▶ [Task details]
Please transcribe the data that follows without the pictures, keeping every word the same.

[Saved entries]
★ ★ ★

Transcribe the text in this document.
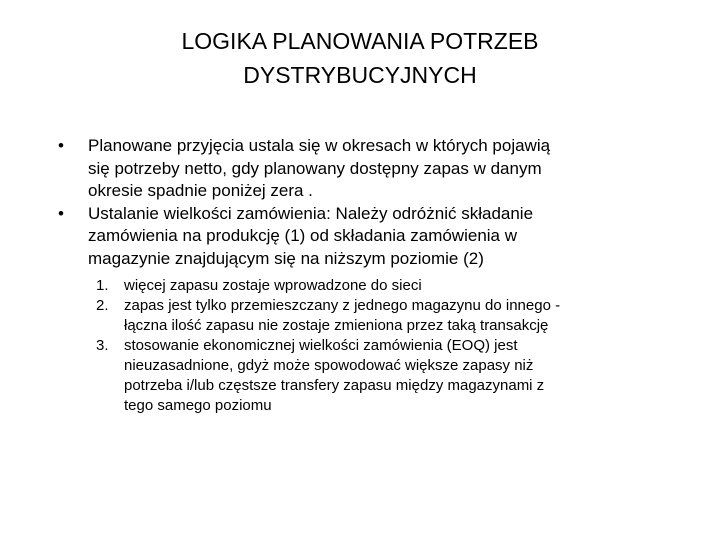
LOGIKA PLANOWANIA POTRZEB
DYSTRYBUCYJNYCH
• Planowane przyjęcia ustala się w okresach w których pojawią
się potrzeby netto, gdy planowany dostępny zapas w danym
okresie spadnie poniżej zera .
• Ustalanie wielkości zamówienia: Należy odróżnić składanie
zamówienia na produkcję (1) od składania zamówienia w
magazynie znajdującym się na niższym poziomie (2)
1. więcej zapasu zostaje wprowadzone do sieci
2. zapas jest tylko przemieszczany z jednego magazynu do innego -
łączna ilość zapasu nie zostaje zmieniona przez taką transakcję
3. stosowanie ekonomicznej wielkości zamówienia (EOQ) jest
nieuzasadnione, gdyż może spowodować większe zapasy niż
potrzeba i/lub częstsze transfery zapasu między magazynami z
tego samego poziomu
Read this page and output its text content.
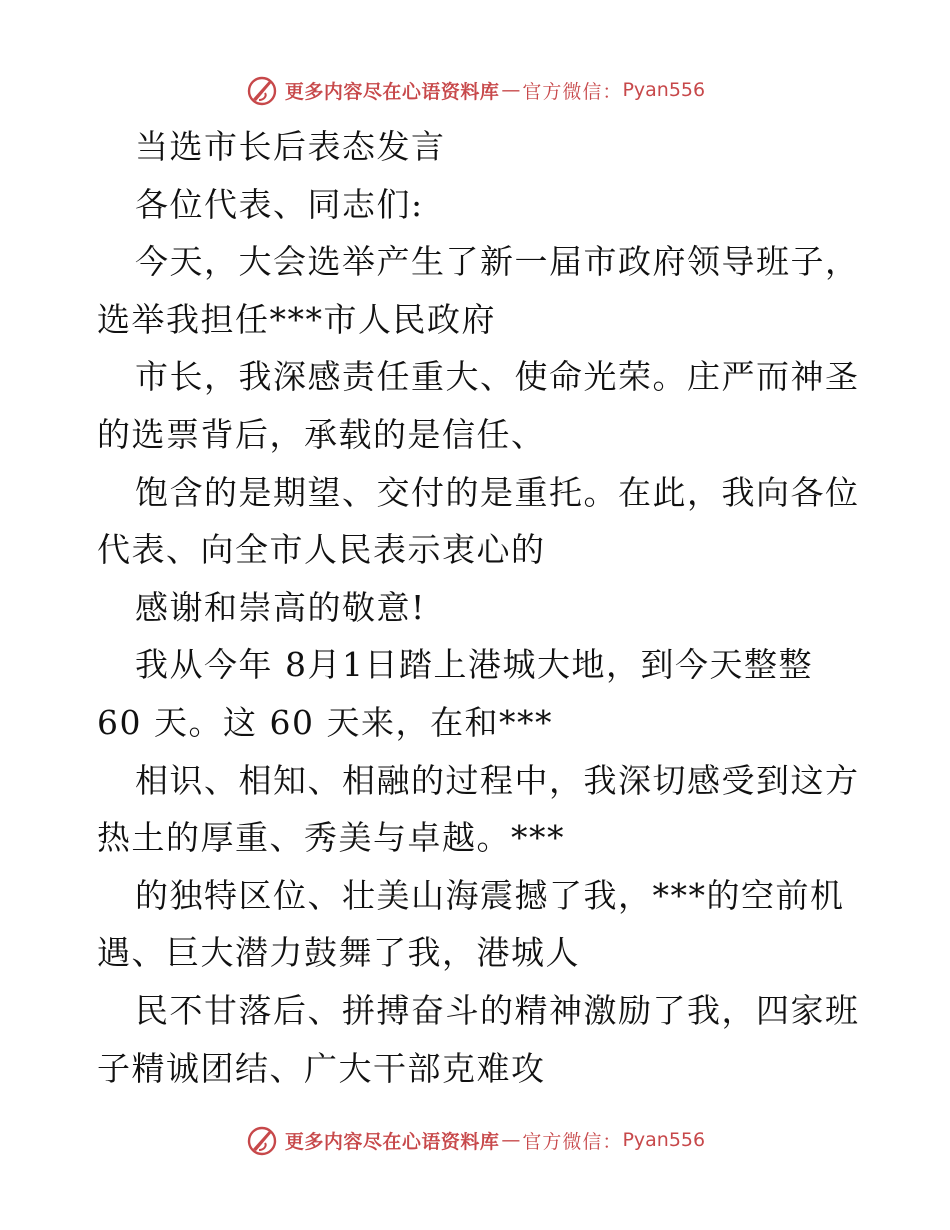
更多内容尽在心语资料库 — 官方微信： Pyan556
当选市长后表态发言
各位代表、同志们:
今天，大会选举产生了新一届市政府领导班子，
选举我担任***市人民政府
市长，我深感责任重大、使命光荣。庄严而神圣
的选票背后，承载的是信任、
饱含的是期望、交付的是重托。在此，我向各位
代表、向全市人民表示衷心的
感谢和崇高的敬意!
我从今年 8月1日踏上港城大地，到今天整整
60 天。这 60 天来，在和***
相识、相知、相融的过程中，我深切感受到这方
热土的厚重、秀美与卓越。***
的独特区位、壮美山海震撼了我，***的空前机
遇、巨大潜力鼓舞了我，港城人
民不甘落后、拼搏奋斗的精神激励了我，四家班
子精诚团结、广大干部克难攻
更多内容尽在心语资料库 — 官方微信： Pyan556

★ ★ ★

▶ [Reply to the exercise]
Transcribe the text in this document.
LOGIKA PLANOWANIA POTRZEB
DYSTRYBUCYJNYCH
• Planowane przyjęcia ustala się w okresach w których pojawią
się potrzeby netto, gdy planowany dostępny zapas w danym
okresie spadnie poniżej zera .
• Ustalanie wielkości zamówienia: Należy odróżnić składanie
zamówienia na produkcję (1) od składania zamówienia w
magazynie znajdującym się na niższym poziomie (2)
1. więcej zapasu zostaje wprowadzone do sieci
2. zapas jest tylko przemieszczany z jednego magazynu do innego -
łączna ilość zapasu nie zostaje zmieniona przez taką transakcję
3. stosowanie ekonomicznej wielkości zamówienia (EOQ) jest
nieuzasadnione, gdyż może spowodować większe zapasy niż
potrzeba i/lub częstsze transfery zapasu między magazynami z
tego samego poziomu
Read this page and output its text content.
更多内容尽在心语资料库 — 官方微信： Pyan556
当选市长后表态发言
各位代表、同志们:
今天，大会选举产生了新一届市政府领导班子，
选举我担任***市人民政府
市长，我深感责任重大、使命光荣。庄严而神圣
的选票背后，承载的是信任、
饱含的是期望、交付的是重托。在此，我向各位
代表、向全市人民表示衷心的
感谢和崇高的敬意!
我从今年 8月1日踏上港城大地，到今天整整
60 天。这 60 天来，在和***
相识、相知、相融的过程中，我深切感受到这方
热土的厚重、秀美与卓越。***
的独特区位、壮美山海震撼了我，***的空前机
遇、巨大潜力鼓舞了我，港城人
民不甘落后、拼搏奋斗的精神激励了我，四家班
子精诚团结、广大干部克难攻
更多内容尽在心语资料库 — 官方微信： Pyan556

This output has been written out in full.